[start Data lines]
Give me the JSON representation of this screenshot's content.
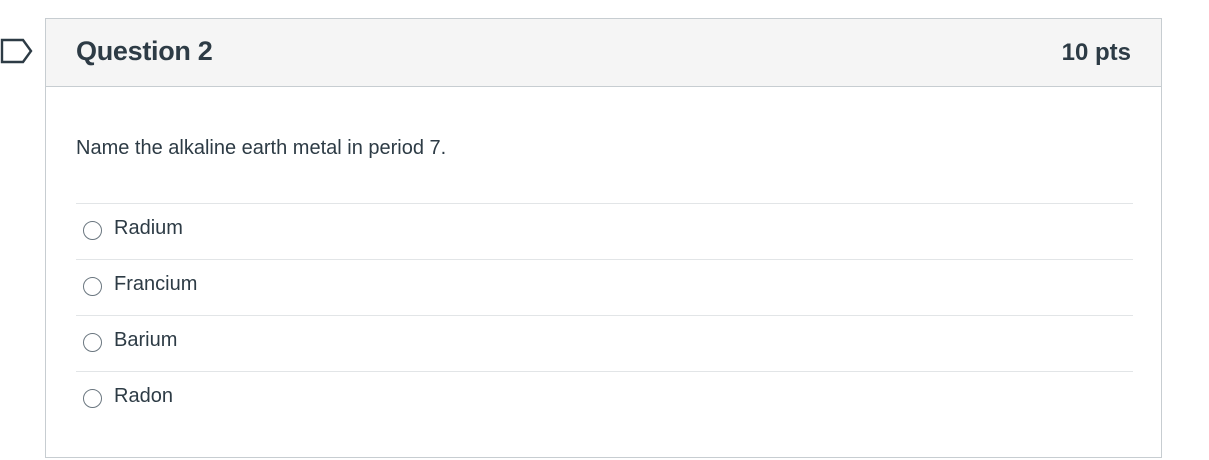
{
  "question": {
    "title": "Question 2",
    "points": "10 pts",
    "text": "Name the alkaline earth metal in period 7."
  },
  "answers": [
    {
      "label": "Radium",
      "selected": false
    },
    {
      "label": "Francium",
      "selected": false
    },
    {
      "label": "Barium",
      "selected": false
    },
    {
      "label": "Radon",
      "selected": false
    }
  ],
  "icons": {
    "flag": "flag-marker-icon",
    "radio": "radio-button-icon"
  },
  "colors": {
    "text": "#2d3b45",
    "header_bg": "#f5f5f5",
    "border": "#c7cdd1",
    "flag_stroke": "#2d3b45"
  }
}
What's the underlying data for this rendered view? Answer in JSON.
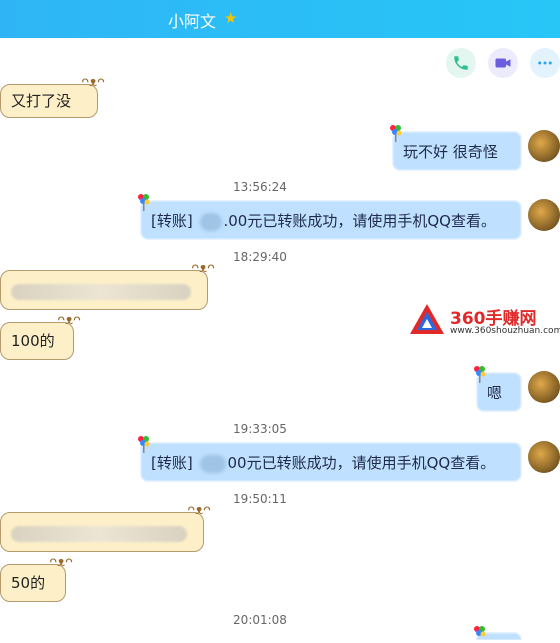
{
  "header": {
    "contact_name": "小阿文",
    "icons": [
      "vip-star-icon",
      "phone-icon",
      "video-icon",
      "more-icon"
    ]
  },
  "watermark": {
    "main": "360手赚网",
    "sub": "www.360shouzhuan.com"
  },
  "messages": [
    {
      "side": "left",
      "text": "又打了没"
    },
    {
      "side": "right",
      "text": "玩不好 很奇怪"
    },
    {
      "time": "13:56:24"
    },
    {
      "side": "right",
      "prefix": "[转账]",
      "text": ".00元已转账成功，请使用手机QQ查看。"
    },
    {
      "time": "18:29:40"
    },
    {
      "side": "left",
      "text": ""
    },
    {
      "side": "left",
      "text": "100的"
    },
    {
      "side": "right",
      "text": "嗯"
    },
    {
      "time": "19:33:05"
    },
    {
      "side": "right",
      "prefix": "[转账]",
      "text": "00元已转账成功，请使用手机QQ查看。"
    },
    {
      "time": "19:50:11"
    },
    {
      "side": "left",
      "text": ""
    },
    {
      "side": "left",
      "text": "50的"
    },
    {
      "time": "20:01:08"
    }
  ],
  "colors": {
    "header": "#2fb5f5",
    "left_bubble": "#fdf0c8",
    "right_bubble": "#bfe0ff",
    "watermark_red": "#e02a2a"
  }
}
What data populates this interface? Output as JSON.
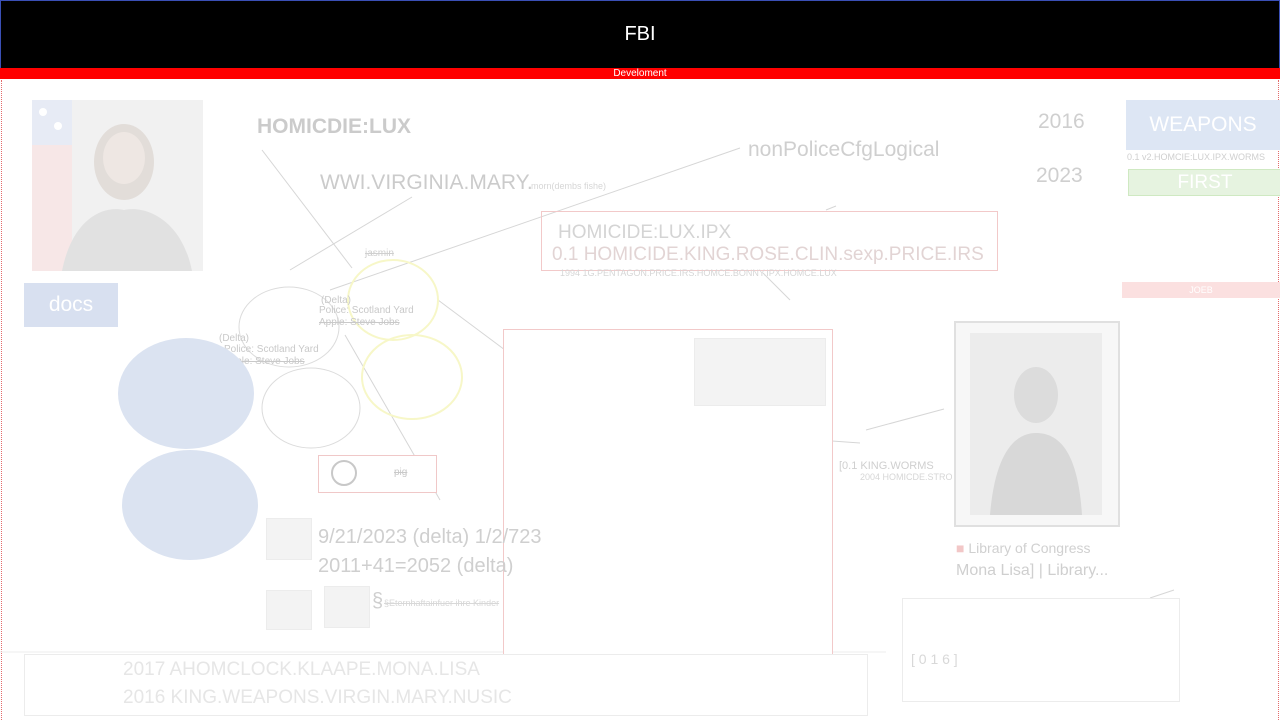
{
  "header": {
    "title": "FBI",
    "subtitle": "Develoment"
  },
  "labels": {
    "homicide_lux": "HOMICDIE:LUX",
    "virginia": "WWI.VIRGINIA.MARY.",
    "virginia_small": "morn(dembs fishe)",
    "non_police": "nonPoliceCfgLogical",
    "year_2016": "2016",
    "year_2023": "2023",
    "jasmin": "jasmin",
    "delta_a": "(Delta)",
    "police_a": "Police: Scotland Yard",
    "apple_a": "Apple: Steve Jobs",
    "delta_b": "(Delta)",
    "police_b": "Police: Scotland Yard",
    "apple_b": "Apple: Steve Jobs",
    "docs": "docs",
    "weapons": "WEAPONS",
    "weapons_sub": "0.1 v2.HOMCIE:LUX.IPX.WORMS",
    "first": "FIRST",
    "joeb": "JOEB",
    "hbox_line1": "HOMICIDE:LUX.IPX",
    "hbox_line2": "0.1 HOMICIDE.KING.ROSE.CLIN.sexp.PRICE.IRS",
    "hbox_line3": "1994 1G.PENTAGON.PRICE.IRS.HOMCE.BONNY.IPX.HOMCE.LUX",
    "card_text": "pig",
    "date_line1": "9/21/2023 (delta) 1/2/723",
    "date_line2": "2011+41=2052 (delta)",
    "section_line": "§Eternhaftainfuer ihre Kinder",
    "king_worms": "[0.1 KING.WORMS",
    "homicide_stro": "2004 HOMICDE.STRO",
    "library_of_congress": "Library of Congress",
    "mona_lisa": "Mona Lisa] | Library...",
    "rbox_text": "[ 0 1 6 ]",
    "bottom_line1": "2017 AHOMCLOCK.KLAAPE.MONA.LISA",
    "bottom_line2": "2016 KING.WEAPONS.VIRGIN.MARY.NUSIC"
  }
}
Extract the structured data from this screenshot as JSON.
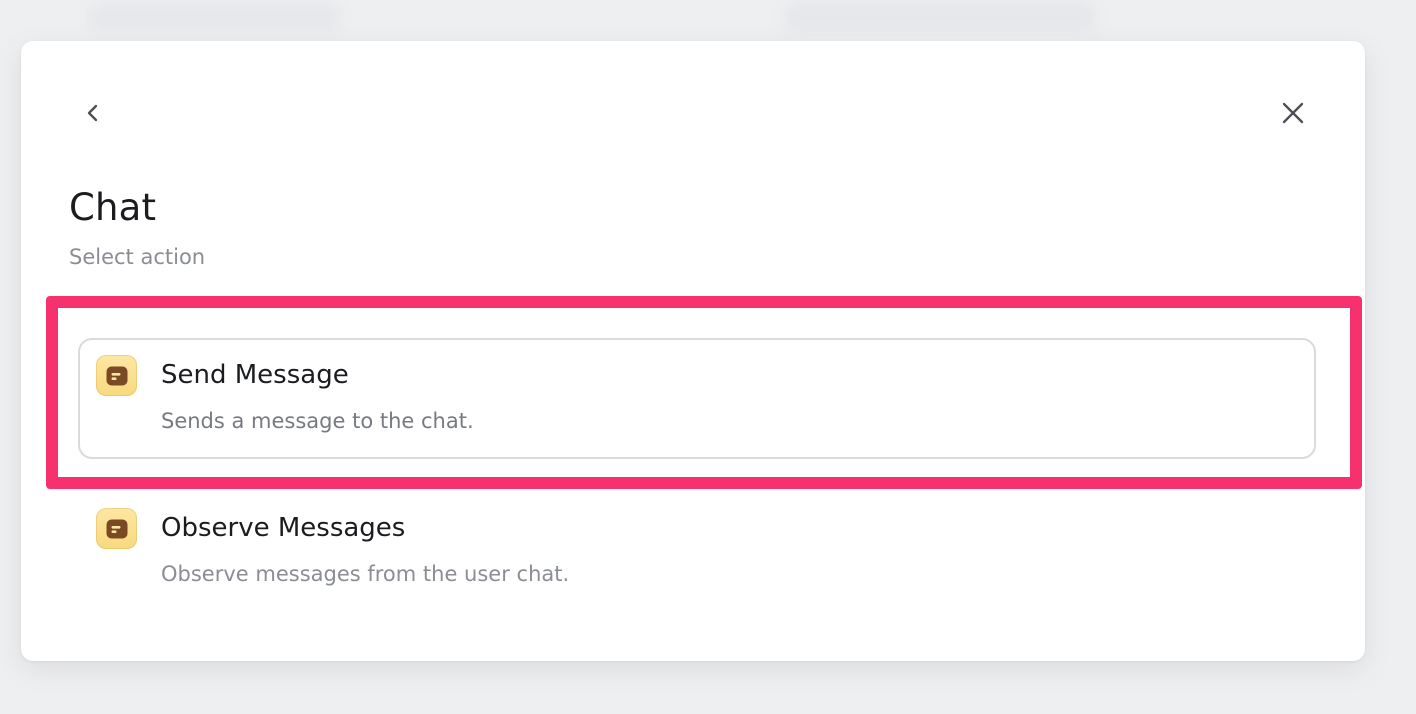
{
  "dialog": {
    "title": "Chat",
    "subtitle": "Select action"
  },
  "actions": [
    {
      "title": "Send Message",
      "description": "Sends a message to the chat.",
      "icon": "chat-app-icon",
      "highlighted": true
    },
    {
      "title": "Observe Messages",
      "description": "Observe messages from the user chat.",
      "icon": "chat-app-icon",
      "highlighted": false
    }
  ],
  "colors": {
    "highlight": "#f7306e",
    "icon_bg": "#f8d97e",
    "icon_fg": "#7a4a24"
  }
}
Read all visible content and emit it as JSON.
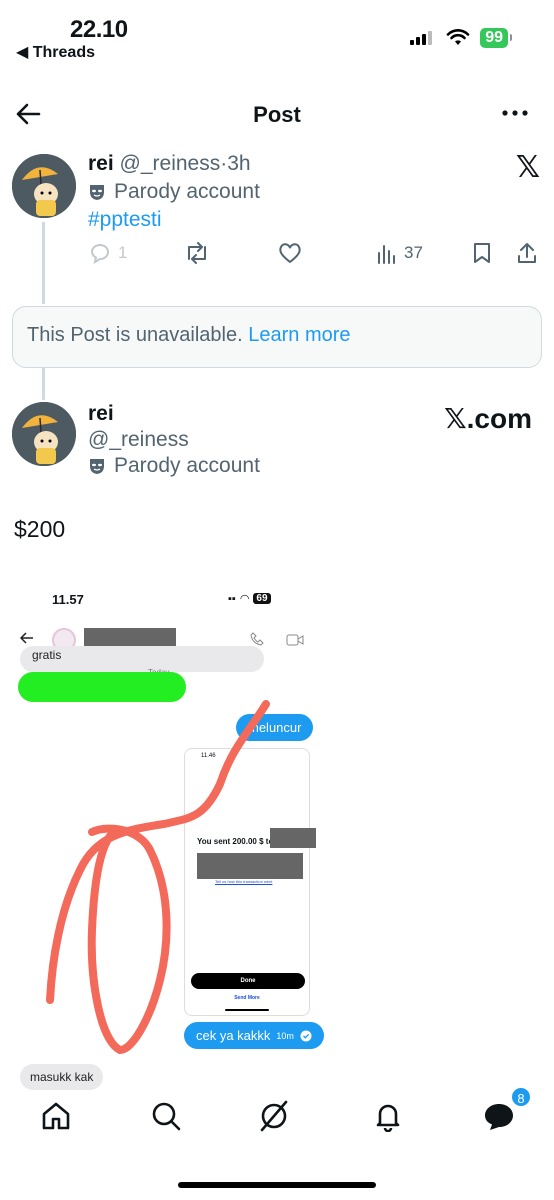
{
  "status_bar": {
    "time": "22.10",
    "back_app": "◀ Threads",
    "battery": "99"
  },
  "header": {
    "title": "Post"
  },
  "post1": {
    "name": "rei",
    "handle": "@_reiness",
    "separator": "·",
    "age": "3h",
    "parody_label": "Parody account",
    "hashtag": "#pptesti",
    "replies": "1",
    "views": "37"
  },
  "unavailable": {
    "text": "This Post is unavailable.",
    "link": "Learn more"
  },
  "post2": {
    "name": "rei",
    "handle": "@_reiness",
    "parody_label": "Parody account",
    "source": "𝕏.com",
    "text": "$200"
  },
  "screenshot": {
    "time": "11.57",
    "battery": "69",
    "grey_bubble_top": "gratis",
    "today": "Today",
    "blue_bubble_1": "meluncur",
    "inner_time": "11.46",
    "inner_sent": "You sent 200.00 $ to",
    "inner_tell": "Tell us how this transaction went",
    "inner_done": "Done",
    "inner_send_more": "Send More",
    "blue_bubble_2": "cek ya kakkk",
    "blue_bubble_2_time": "10m",
    "grey_bubble_bottom": "masukk kak"
  },
  "tabbar": {
    "messages_badge": "8"
  },
  "colors": {
    "accent": "#1d9bf0",
    "green": "#34c759",
    "annotation": "#f46a5a"
  }
}
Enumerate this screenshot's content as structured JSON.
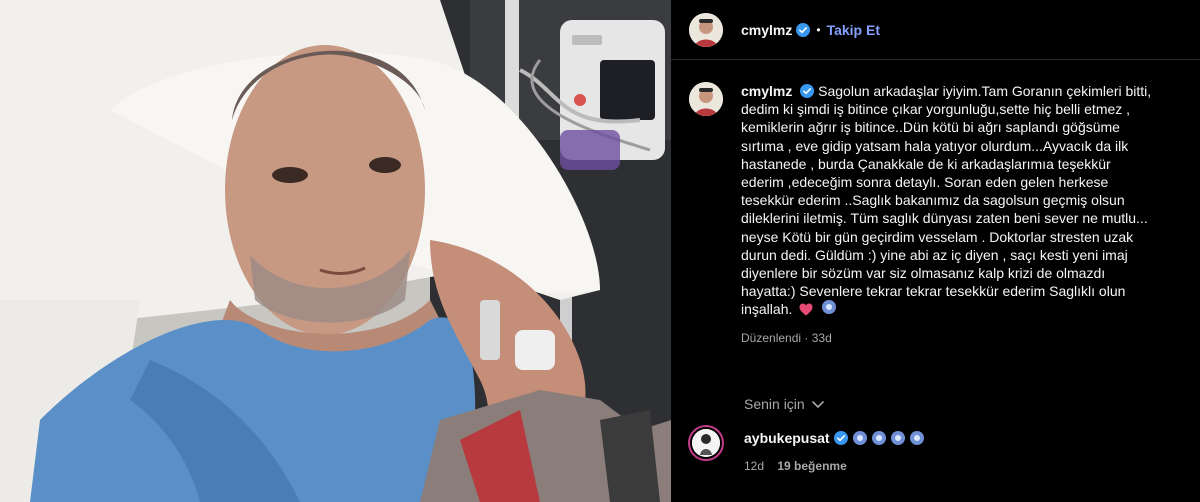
{
  "post": {
    "username": "cmylmz",
    "separator": "•",
    "follow_label": "Takip Et",
    "caption_lines": [
      "Sagolun arkadaşlar iyiyim.Tam Goranın çekimleri bitti,",
      "dedim ki şimdi iş bitince çıkar yorgunluğu,sette hiç belli etmez ,",
      "kemiklerin ağrır iş bitince..Dün kötü bi ağrı saplandı göğsüme",
      "sırtıma , eve gidip yatsam hala yatıyor olurdum...Ayvacık da ilk",
      "hastanede , burda Çanakkale de ki arkadaşlarımıa teşekkür",
      "ederim ,edeceğim sonra detaylı. Soran eden gelen herkese",
      "tesekkür ederim ..Saglık bakanımız da sagolsun geçmiş olsun",
      "dileklerini iletmiş. Tüm saglık dünyası zaten beni sever ne mutlu...",
      "neyse Kötü bir gün geçirdim vesselam . Doktorlar stresten uzak",
      "durun dedi. Güldüm :) yine abi az iç diyen , saçı kesti yeni imaj",
      "diyenlere bir sözüm var siz olmasanız kalp krizi de olmazdı",
      "hayatta:) Sevenlere tekrar tekrar tesekkür ederim Saglıklı olun",
      "inşallah."
    ],
    "edited_label": "Düzenlendi",
    "edited_sep": "·",
    "edited_time": "33d"
  },
  "comments_section": {
    "for_you_label": "Senin için"
  },
  "comment": {
    "username": "aybukepusat",
    "time": "12d",
    "likes": "19 beğenme"
  },
  "icons": {
    "verified": "verified-badge-icon",
    "more": "more-options-icon",
    "chevron": "chevron-down-icon",
    "heart": "heart-emoji-icon",
    "blue_eye": "evil-eye-emoji-icon"
  },
  "colors": {
    "accent_link": "#85a1ff",
    "verified": "#3897f0",
    "heart": "#e64a75",
    "muted": "#a8a8a8"
  }
}
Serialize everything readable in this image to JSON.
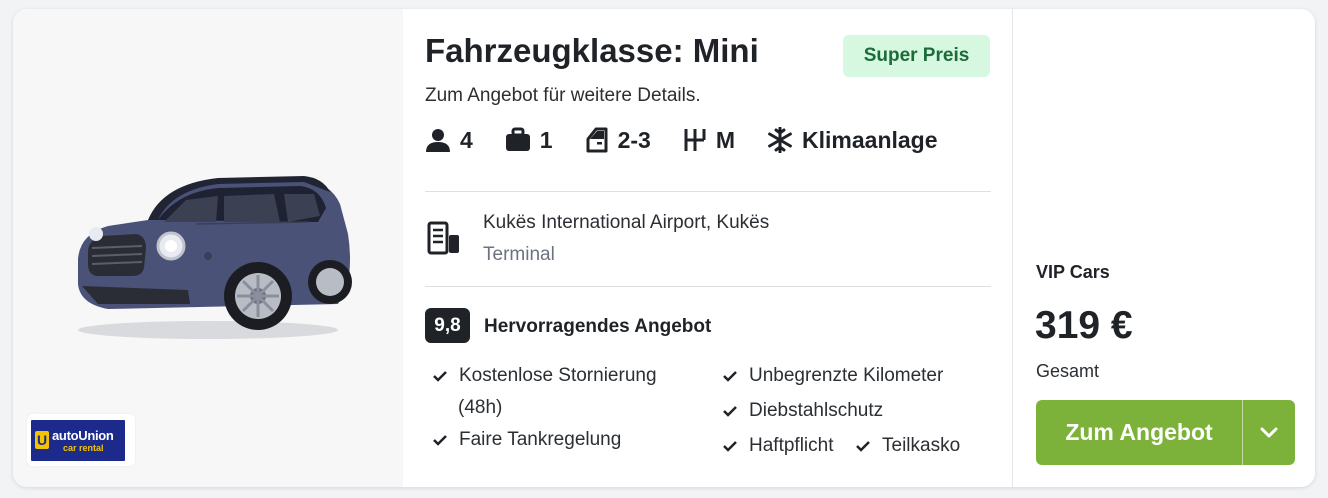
{
  "offer": {
    "title": "Fahrzeugklasse: Mini",
    "badge": "Super Preis",
    "subtitle": "Zum Angebot für weitere Details.",
    "specs": {
      "seats": "4",
      "bags": "1",
      "doors": "2-3",
      "transmission": "M",
      "ac": "Klimaanlage"
    },
    "location": {
      "name": "Kukës International Airport, Kukës",
      "type": "Terminal"
    },
    "rating": {
      "score": "9,8",
      "label": "Hervorragendes Angebot"
    },
    "features": {
      "cancel_line1": "Kostenlose Stornierung",
      "cancel_line2": "(48h)",
      "fuel": "Faire Tankregelung",
      "mileage": "Unbegrenzte Kilometer",
      "theft": "Diebstahlschutz",
      "liability": "Haftpflicht",
      "collision": "Teilkasko"
    }
  },
  "supplier_logo": {
    "title": "autoUnion",
    "subtitle": "car rental",
    "colors": {
      "background": "#1c2a8c",
      "accent": "#f5c400"
    }
  },
  "pricing": {
    "vendor": "VIP Cars",
    "price": "319 €",
    "price_label": "Gesamt",
    "cta_label": "Zum Angebot"
  },
  "colors": {
    "badge_bg": "#d6f7e0",
    "badge_text": "#1c6b3a",
    "cta": "#7db23a",
    "score_bg": "#1f2328",
    "car_body": "#4a5278"
  }
}
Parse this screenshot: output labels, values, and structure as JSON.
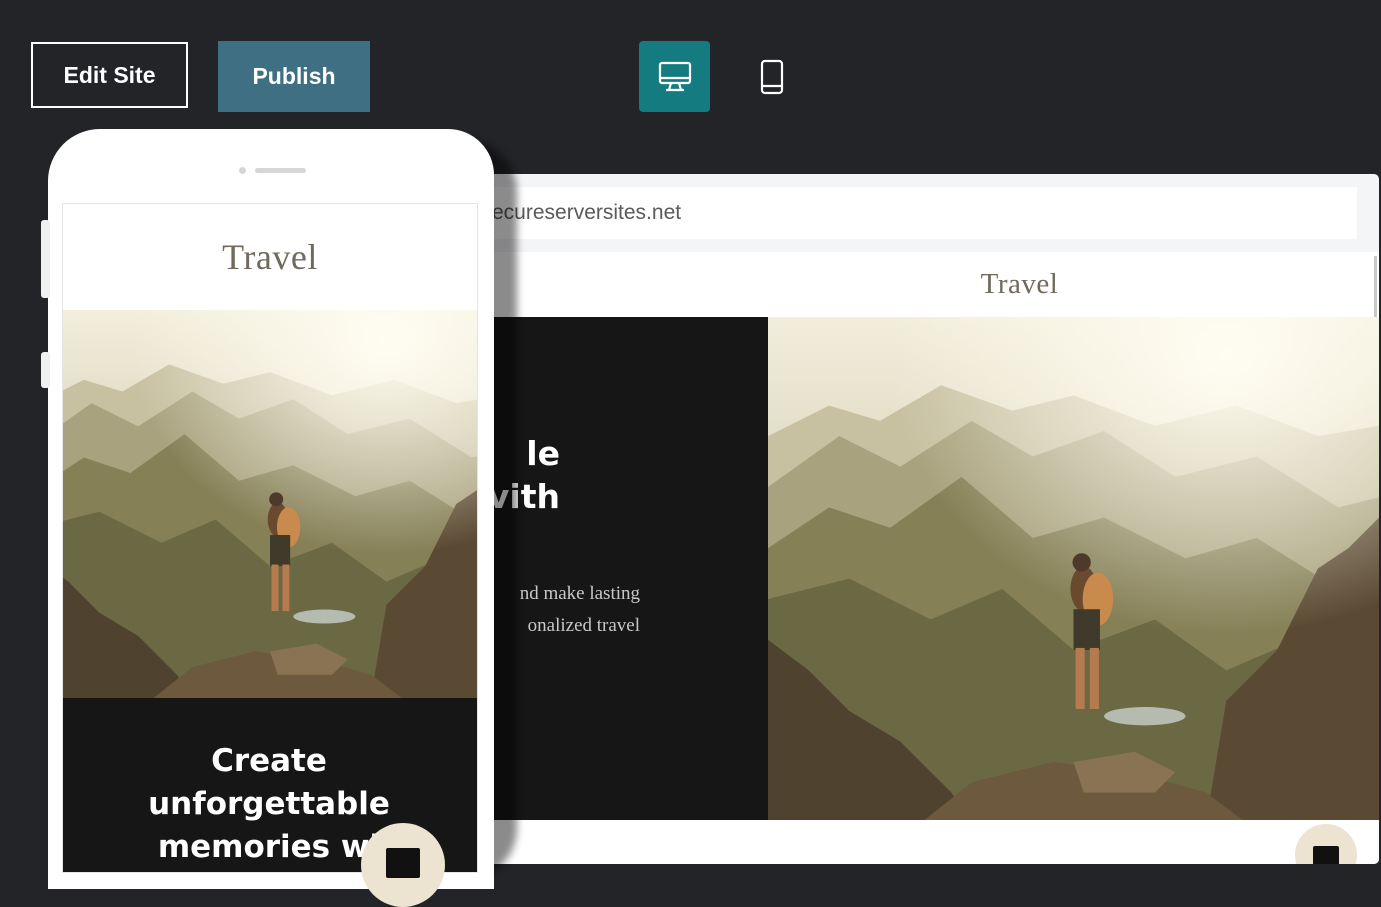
{
  "toolbar": {
    "edit_label": "Edit Site",
    "publish_label": "Publish",
    "desktop_view_icon": "desktop-monitor-icon",
    "mobile_view_icon": "smartphone-icon",
    "active_view": "desktop",
    "accent_color": "#147c80",
    "publish_color": "#3e6f82"
  },
  "desktop_preview": {
    "url": "ecureserversites.net",
    "site_title": "Travel",
    "hero_heading_lines": [
      "le",
      "vith"
    ],
    "hero_body_lines": [
      "nd make lasting",
      "onalized travel"
    ],
    "chat_icon": "chat-bubble-icon"
  },
  "mobile_preview": {
    "site_title": "Travel",
    "hero_heading_lines": [
      "Create",
      "unforgettable",
      "memories wi"
    ],
    "chat_icon": "chat-bubble-icon"
  }
}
[end Data lines]
Prompt ::
Report how many lines in the records hold the word "Yard", giving the number and nothing else.

Output of the exercise ::
2